_What this exercise asks_.
A - According to the blog post on novelists and violence, where was the opening reception of Thrillerfest held?
B - Rewrite the passage of the blog post on novelists and violence starting at "But maybe all" and ending at "unfulfilled and incomplete.", swapping "entertainment" for "amusement".
C - Put this sentence from the blog post on novelists and violence into French: "Writers live many lives in their heads."

_Text provided_.
- - - - -
Sunday, July 15, 2012

Do Novelists Prevent Or Cause Violence?

I was invited to attend the opening reception of Thrillerfest at New York City’s Grand Hyatt this past Thursday evening. The annual convention, honoring fiction and thriller novelists, features hundreds of attending writers, publishing, editors, literary agents, and others in the book industry. The room had a lot of energy and many people seemed engaged in their cocktail conversations. But I couldn’t help wonder if most of the people in the room would rather be writing instead of chatting away.

Writers live many lives in their heads. Their writing helps not only the reader experience a side of life they otherwise wouldn’t get to live out, but the writer as well. He or she wants to live a thousand lives and only in fiction can they begin to imagine the worlds of others – as well as other worlds.

But it occurred to me, while I spoke to an author I had just met, that fiction is not just entertaining. It’s a necessity. Without it, life would be boring and limited. Or rather, life has many limitations and it is only through fiction that we can live out a scenario of another life. In some cases, without getting to experience the dark side in novels – murder, cheating, prostitution – we may just find ourselves living out some deep-rooted urge to hurt others and to savagely beat another. I think fiction saves lives.

Some studies show that the more we’re exposed to violence, especially on TV or in films, the more aggressive our behavior becomes. I think the exact opposite happens. Novels and movies act out our fantasies to be drug-dealers, thieves, anti-heroes, and those who live recklessly. To me, our books cannot have enough violence, sex, and rime. Bring them on!

I saw the movie, Savages, last week. It is about two friends who run a huge drug-dealing operation in California but get mixed up with a violent Mexican cartel that leads to the kidnapping of the woman who sleeps with both friends. Lots of bloody murders and risky situations leave the friends confronting the potential loss of the one they love. We see these types of movies because we are not the characters depicted, yet we are curious. What would we do if in their situation?

You want the race of adrenaline that comes with jeopardizing your life or taking the life of another – provided there are no consequences. We don’t want blood on our hands. But we will rubberneck it all day long as a filmgoer or fiction reader.

But maybe all of this time spent in fictional worlds erodes our ability to live the real life that we have. Maybe all of this entertainment is just a distraction that contributes to our enslavement to a life unfulfilled and incomplete.

Perhaps. But since I cannot beat the shit out of the many who annoy me, I will settle for surrogate violence in my fiction. I should have thanked each and every one of the authors in the room for helping to complete me, but I suspect most of them would just drift off mentally to other landscapes, where a good beat-down, building explosion, or torrid affair awaits them.

By the way, Thrillerfest looks to be an amazing event. Big-time writers were there, including Lee Child, RL Stine, Jack Higgins, John Sandford, Catherine Coulter, Ann Rule, and Richard Patterson. Awards are given out. Networking is taking place. And plenty of workshops take place, each examining things of interest to the writer of today. A sample of the topics covered included:

·        How to create a spellbinding series character
·        Balancing life’s demands with writing
·        Does sex really sell?
- - - - -
_Record set_.
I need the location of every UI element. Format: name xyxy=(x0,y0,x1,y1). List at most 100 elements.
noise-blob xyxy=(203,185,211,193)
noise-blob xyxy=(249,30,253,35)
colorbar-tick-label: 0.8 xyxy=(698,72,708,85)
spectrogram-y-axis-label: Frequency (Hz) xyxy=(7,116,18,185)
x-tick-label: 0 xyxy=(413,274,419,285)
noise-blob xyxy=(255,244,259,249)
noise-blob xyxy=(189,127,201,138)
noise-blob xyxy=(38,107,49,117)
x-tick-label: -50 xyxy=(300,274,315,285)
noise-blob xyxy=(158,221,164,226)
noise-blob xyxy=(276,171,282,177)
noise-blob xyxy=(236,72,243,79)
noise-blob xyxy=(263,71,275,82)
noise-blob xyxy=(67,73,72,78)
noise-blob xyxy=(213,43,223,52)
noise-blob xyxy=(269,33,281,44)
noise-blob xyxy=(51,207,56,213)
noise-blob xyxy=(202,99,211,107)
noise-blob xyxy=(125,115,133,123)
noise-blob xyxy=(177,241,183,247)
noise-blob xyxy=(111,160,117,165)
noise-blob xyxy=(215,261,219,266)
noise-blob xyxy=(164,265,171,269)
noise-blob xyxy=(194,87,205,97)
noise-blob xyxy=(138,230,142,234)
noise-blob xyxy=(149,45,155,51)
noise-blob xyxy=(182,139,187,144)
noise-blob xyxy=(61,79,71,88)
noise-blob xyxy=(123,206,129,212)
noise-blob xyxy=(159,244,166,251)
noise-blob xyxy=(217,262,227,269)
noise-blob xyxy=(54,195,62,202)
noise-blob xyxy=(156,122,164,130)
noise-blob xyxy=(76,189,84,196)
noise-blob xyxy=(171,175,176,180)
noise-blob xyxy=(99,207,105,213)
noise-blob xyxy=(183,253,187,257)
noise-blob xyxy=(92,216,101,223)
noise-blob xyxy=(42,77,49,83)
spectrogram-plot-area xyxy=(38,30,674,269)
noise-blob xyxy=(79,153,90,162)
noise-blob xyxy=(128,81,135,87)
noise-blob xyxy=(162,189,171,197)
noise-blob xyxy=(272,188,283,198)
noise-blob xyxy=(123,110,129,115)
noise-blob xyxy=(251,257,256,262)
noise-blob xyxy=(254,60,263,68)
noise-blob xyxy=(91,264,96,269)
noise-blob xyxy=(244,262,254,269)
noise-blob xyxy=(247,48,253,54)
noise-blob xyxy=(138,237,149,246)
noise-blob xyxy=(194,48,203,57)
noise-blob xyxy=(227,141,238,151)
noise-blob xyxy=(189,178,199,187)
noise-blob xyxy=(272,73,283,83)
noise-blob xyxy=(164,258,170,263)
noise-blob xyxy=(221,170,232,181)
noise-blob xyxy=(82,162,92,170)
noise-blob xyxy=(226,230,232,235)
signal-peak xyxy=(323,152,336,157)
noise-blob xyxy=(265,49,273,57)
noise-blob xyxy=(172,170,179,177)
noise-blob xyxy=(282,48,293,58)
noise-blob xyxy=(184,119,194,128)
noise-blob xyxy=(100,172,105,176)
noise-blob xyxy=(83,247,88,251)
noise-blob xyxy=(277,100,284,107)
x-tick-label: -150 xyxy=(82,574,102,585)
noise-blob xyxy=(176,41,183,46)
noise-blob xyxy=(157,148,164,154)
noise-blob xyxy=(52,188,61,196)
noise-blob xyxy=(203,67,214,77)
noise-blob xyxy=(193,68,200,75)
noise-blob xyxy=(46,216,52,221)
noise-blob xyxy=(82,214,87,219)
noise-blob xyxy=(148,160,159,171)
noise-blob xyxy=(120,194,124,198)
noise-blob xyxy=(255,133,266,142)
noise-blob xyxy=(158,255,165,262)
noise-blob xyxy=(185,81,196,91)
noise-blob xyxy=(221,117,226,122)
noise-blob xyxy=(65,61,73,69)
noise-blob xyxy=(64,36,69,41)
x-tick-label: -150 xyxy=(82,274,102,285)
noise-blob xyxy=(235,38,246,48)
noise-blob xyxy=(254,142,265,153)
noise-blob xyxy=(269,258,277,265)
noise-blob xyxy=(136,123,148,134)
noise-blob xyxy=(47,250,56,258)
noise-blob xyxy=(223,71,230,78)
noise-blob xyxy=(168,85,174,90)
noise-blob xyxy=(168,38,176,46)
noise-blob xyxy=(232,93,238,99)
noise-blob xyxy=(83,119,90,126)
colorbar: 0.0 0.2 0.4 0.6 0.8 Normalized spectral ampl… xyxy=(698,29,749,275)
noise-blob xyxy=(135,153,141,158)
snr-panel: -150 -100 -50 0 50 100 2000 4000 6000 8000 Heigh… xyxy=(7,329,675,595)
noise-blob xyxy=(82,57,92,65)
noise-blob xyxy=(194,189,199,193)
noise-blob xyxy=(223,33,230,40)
- - - - -
_Answers to the tasks_.
A - At New York City's Grand Hyatt.

B -
But maybe all of this time spent in fictional worlds erodes our ability to live the real life that we have. Maybe all of this amusement is just a distraction that contributes to our enslavement to a life unfulfilled and incomplete.

C - Les écrivains vivent de nombreuses vies dans leur tête.